▶

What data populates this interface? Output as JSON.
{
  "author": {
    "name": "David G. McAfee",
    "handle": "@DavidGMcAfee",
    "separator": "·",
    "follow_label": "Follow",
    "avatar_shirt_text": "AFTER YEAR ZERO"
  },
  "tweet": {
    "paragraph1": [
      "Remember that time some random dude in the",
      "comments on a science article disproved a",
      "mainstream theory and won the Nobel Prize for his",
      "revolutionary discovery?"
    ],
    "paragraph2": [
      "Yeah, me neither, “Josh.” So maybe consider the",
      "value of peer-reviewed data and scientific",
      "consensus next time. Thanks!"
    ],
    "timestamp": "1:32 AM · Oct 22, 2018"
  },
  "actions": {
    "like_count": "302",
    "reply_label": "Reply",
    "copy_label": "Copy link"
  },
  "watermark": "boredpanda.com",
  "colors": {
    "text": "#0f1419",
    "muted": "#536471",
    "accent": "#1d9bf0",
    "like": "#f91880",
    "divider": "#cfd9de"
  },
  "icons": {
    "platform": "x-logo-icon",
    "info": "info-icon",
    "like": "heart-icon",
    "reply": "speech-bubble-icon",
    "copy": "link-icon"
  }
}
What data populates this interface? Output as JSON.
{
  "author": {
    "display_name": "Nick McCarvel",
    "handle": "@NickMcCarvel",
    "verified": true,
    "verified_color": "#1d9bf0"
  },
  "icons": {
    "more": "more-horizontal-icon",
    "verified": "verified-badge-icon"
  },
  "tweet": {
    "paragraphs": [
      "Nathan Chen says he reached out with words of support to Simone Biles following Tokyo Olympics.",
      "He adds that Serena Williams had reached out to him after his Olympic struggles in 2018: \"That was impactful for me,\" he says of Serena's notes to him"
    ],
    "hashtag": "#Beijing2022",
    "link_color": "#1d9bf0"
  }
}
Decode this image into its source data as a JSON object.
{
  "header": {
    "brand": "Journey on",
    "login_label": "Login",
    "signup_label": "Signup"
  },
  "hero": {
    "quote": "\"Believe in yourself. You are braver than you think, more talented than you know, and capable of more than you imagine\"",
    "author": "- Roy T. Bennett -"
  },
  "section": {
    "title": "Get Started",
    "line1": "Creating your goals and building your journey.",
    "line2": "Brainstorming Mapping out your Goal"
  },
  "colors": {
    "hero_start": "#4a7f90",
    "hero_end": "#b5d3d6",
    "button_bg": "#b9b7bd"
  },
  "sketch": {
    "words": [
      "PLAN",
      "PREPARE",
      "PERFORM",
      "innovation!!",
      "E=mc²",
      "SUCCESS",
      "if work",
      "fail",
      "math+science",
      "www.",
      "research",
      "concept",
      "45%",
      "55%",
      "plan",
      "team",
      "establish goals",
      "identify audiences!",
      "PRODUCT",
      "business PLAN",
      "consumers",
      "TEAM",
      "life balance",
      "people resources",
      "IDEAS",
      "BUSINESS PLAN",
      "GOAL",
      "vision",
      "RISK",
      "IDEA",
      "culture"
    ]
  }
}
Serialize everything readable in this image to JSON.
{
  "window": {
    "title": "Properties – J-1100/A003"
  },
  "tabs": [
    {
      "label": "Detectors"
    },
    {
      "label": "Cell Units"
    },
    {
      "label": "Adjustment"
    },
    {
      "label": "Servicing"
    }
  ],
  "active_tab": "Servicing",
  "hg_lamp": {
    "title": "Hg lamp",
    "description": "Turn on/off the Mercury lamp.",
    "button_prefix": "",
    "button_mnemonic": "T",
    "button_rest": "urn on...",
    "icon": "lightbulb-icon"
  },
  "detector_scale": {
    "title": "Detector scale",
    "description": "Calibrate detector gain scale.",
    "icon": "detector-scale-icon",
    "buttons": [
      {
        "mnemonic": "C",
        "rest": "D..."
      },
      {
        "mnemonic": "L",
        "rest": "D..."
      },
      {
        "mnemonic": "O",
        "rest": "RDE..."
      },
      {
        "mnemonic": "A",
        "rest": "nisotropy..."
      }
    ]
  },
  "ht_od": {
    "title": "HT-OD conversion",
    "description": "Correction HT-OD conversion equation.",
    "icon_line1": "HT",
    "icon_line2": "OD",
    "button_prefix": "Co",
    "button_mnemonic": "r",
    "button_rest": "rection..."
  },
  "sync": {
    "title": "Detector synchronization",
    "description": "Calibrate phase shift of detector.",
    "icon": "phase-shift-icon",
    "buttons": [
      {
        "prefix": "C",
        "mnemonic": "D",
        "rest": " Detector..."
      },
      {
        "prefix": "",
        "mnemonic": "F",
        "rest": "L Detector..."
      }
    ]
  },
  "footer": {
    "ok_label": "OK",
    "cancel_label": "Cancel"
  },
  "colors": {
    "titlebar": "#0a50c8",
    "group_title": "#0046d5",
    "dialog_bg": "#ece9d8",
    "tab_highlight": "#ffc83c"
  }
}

◀

What you should do:
Copy every line of the data that holds the string "more".

Response:
    "more": "more-horizontal-icon",
    "quote": "\"Believe in yourself. You are braver than you think, more talented than you know, and capable of more than you imagine\"",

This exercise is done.